_TESTO DI PARTENZA_:

San Giuseppe nella famiglia camilliana 3 giorno

Vi proponiamo per accompagnare la Novena di San Giuseppe, la Tesi di Magistero in Scienze Religiose Indirizzo didattico 

“San Giuseppe nella Teologia e nella vita della Chiesa con particolare riferimento all’ Istituto delle Figlie di San Camillo”

di Suor Eliane Köhler presentata alla Pontificia Università Lateranense Facoltà di teologia Istituto Superiore di Scienze Religiose «Ecclesia Mater» Roma 1997. 

Dal Capitolo III segue....

L'assistenza ai morenti veniva fatta in continuazione. A questo fine Camillo stabilì dei turni con i suoi religiosi per accorrere notte e giorno alle chiamate, donde e da chiunque venissero. Non c'era ora che considerassero inopportuna, o non li trovasse desti15

Al letto dei moribondi egli attendeva «alla carità» con l'impegno, che gli ispiravano la fede e la persuasione di combatter lì la più grande battaglia del tempo e dell'uomo, per l'eternità. I sacramenti - confessione, il viatico, l'olio santo - non erano tutto. Se il primo e maggior impegno era il facilitare e assicurare all'infermo la tempestiva amministrazione e più ancora la devota disposizione a riceverli, cominciava proprio allora, dopo il fedele adempimento di tale dovere, l'attenta cura di custodire e innalzare al massimo il beneficio ottenuto; far in modo che il poco tempo che rimaneva assicurasse al morente il maggior acquisto per la vita eterna16.

Non tutti i morenti che Camillo o i suoi erano chiamati ad assistere si davano conto della grazia che Dio concedeva loro. Alcuni non si mostravano affatto disposti a riceverla; altri stavano fermi a respingerla. Camillo, sempre fiducioso, ricorreva a tutte le industrie della carità, dalle amabili alle suadenti, alle decise e in caso estremo alle imperiose, memore del «spingeteli ad entrare» (Le 14, 23).

_I SUOI COMPITI_:
1. Trascriva fedelmente, dal testo su San Giuseppe nella famiglia camilliana, la parte che si apre con le parole "San Giuseppe nella famiglia" e si chiude con "Capitolo III segue....".
2. Riporti le righe dei record comprese tra l'inizio dei record e la riga che contiene "bx-series-sample — [1061, 341, 1063, 342]", inclusa, sostituendo "velocity-series-sample" con "speed-series-sample" e lasciando invariato tutto il resto.

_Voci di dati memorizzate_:
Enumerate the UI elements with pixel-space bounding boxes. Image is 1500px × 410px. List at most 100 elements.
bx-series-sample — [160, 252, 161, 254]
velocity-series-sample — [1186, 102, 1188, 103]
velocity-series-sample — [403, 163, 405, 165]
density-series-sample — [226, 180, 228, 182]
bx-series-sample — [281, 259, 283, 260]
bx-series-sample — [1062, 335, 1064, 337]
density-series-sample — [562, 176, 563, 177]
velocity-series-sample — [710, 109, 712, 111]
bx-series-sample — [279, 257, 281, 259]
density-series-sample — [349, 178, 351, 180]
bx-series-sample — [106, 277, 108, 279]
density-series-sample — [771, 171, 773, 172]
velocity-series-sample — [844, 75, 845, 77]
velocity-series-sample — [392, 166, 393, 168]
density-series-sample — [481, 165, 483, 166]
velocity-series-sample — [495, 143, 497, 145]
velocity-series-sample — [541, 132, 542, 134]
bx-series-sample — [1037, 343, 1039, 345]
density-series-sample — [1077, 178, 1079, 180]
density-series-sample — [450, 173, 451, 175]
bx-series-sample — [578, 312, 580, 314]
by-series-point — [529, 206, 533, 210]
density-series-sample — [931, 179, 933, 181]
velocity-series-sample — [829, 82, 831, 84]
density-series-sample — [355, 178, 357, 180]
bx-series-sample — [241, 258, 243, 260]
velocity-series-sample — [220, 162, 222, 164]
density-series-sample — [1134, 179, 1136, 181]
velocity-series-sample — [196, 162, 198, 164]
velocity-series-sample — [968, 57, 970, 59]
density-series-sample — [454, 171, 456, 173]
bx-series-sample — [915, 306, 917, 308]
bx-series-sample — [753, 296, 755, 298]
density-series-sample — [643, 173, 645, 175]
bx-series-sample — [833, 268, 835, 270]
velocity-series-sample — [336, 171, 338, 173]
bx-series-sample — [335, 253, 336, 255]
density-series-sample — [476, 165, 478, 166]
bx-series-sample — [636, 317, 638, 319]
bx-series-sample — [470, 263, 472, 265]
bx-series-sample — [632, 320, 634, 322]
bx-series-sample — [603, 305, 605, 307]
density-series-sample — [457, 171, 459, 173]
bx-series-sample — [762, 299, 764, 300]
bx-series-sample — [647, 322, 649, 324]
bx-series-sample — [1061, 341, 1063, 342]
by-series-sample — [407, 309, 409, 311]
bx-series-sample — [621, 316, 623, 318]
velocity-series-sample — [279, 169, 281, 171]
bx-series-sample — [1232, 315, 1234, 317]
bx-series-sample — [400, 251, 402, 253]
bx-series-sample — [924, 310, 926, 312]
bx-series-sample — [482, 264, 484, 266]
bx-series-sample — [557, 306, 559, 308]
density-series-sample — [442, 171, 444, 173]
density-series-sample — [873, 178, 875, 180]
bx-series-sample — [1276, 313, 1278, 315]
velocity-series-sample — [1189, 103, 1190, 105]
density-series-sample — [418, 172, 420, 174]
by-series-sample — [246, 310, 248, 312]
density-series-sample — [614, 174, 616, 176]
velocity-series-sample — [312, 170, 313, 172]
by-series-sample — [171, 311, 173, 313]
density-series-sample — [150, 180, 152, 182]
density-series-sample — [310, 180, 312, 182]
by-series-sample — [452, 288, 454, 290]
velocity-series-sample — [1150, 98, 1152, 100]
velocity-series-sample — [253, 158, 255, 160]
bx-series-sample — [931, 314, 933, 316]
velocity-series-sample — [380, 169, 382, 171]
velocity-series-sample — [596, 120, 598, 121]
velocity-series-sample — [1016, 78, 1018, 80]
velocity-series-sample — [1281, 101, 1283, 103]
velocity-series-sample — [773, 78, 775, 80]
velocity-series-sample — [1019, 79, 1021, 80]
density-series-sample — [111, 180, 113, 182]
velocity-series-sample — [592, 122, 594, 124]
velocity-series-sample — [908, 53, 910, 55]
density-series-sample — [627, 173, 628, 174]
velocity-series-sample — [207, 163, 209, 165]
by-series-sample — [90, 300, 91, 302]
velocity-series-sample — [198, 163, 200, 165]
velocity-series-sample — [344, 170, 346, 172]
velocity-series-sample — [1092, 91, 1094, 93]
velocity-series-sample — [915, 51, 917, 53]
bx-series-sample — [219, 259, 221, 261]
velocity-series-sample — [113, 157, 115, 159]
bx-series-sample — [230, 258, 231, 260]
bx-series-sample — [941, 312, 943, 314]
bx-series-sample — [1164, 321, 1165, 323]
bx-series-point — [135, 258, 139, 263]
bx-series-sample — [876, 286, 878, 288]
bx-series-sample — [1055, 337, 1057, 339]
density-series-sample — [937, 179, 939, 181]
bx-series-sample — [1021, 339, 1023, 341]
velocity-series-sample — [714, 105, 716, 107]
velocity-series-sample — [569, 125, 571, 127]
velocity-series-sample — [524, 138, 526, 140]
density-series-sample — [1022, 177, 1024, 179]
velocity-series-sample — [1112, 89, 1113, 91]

_RISPOSTE FORNITE_:
1.
San Giuseppe nella famiglia camilliana 3 giorno

Vi proponiamo per accompagnare la Novena di San Giuseppe, la Tesi di Magistero in Scienze Religiose Indirizzo didattico 

“San Giuseppe nella Teologia e nella vita della Chiesa con particolare riferimento all’ Istituto delle Figlie di San Camillo”

di Suor Eliane Köhler presentata alla Pontificia Università Lateranense Facoltà di teologia Istituto Superiore di Scienze Religiose «Ecclesia Mater» Roma 1997. 

Dal Capitolo III segue....

2.
Enumerate the UI elements with pixel-space bounding boxes. Image is 1500px × 410px. List at most 100 elements.
bx-series-sample — [160, 252, 161, 254]
speed-series-sample — [1186, 102, 1188, 103]
speed-series-sample — [403, 163, 405, 165]
density-series-sample — [226, 180, 228, 182]
bx-series-sample — [281, 259, 283, 260]
bx-series-sample — [1062, 335, 1064, 337]
density-series-sample — [562, 176, 563, 177]
speed-series-sample — [710, 109, 712, 111]
bx-series-sample — [279, 257, 281, 259]
density-series-sample — [349, 178, 351, 180]
bx-series-sample — [106, 277, 108, 279]
density-series-sample — [771, 171, 773, 172]
speed-series-sample — [844, 75, 845, 77]
speed-series-sample — [392, 166, 393, 168]
density-series-sample — [481, 165, 483, 166]
speed-series-sample — [495, 143, 497, 145]
speed-series-sample — [541, 132, 542, 134]
bx-series-sample — [1037, 343, 1039, 345]
density-series-sample — [1077, 178, 1079, 180]
density-series-sample — [450, 173, 451, 175]
bx-series-sample — [578, 312, 580, 314]
by-series-point — [529, 206, 533, 210]
density-series-sample — [931, 179, 933, 181]
speed-series-sample — [829, 82, 831, 84]
density-series-sample — [355, 178, 357, 180]
bx-series-sample — [241, 258, 243, 260]
speed-series-sample — [220, 162, 222, 164]
density-series-sample — [1134, 179, 1136, 181]
speed-series-sample — [196, 162, 198, 164]
speed-series-sample — [968, 57, 970, 59]
density-series-sample — [454, 171, 456, 173]
bx-series-sample — [915, 306, 917, 308]
bx-series-sample — [753, 296, 755, 298]
density-series-sample — [643, 173, 645, 175]
bx-series-sample — [833, 268, 835, 270]
speed-series-sample — [336, 171, 338, 173]
bx-series-sample — [335, 253, 336, 255]
density-series-sample — [476, 165, 478, 166]
bx-series-sample — [636, 317, 638, 319]
bx-series-sample — [470, 263, 472, 265]
bx-series-sample — [632, 320, 634, 322]
bx-series-sample — [603, 305, 605, 307]
density-series-sample — [457, 171, 459, 173]
bx-series-sample — [762, 299, 764, 300]
bx-series-sample — [647, 322, 649, 324]
bx-series-sample — [1061, 341, 1063, 342]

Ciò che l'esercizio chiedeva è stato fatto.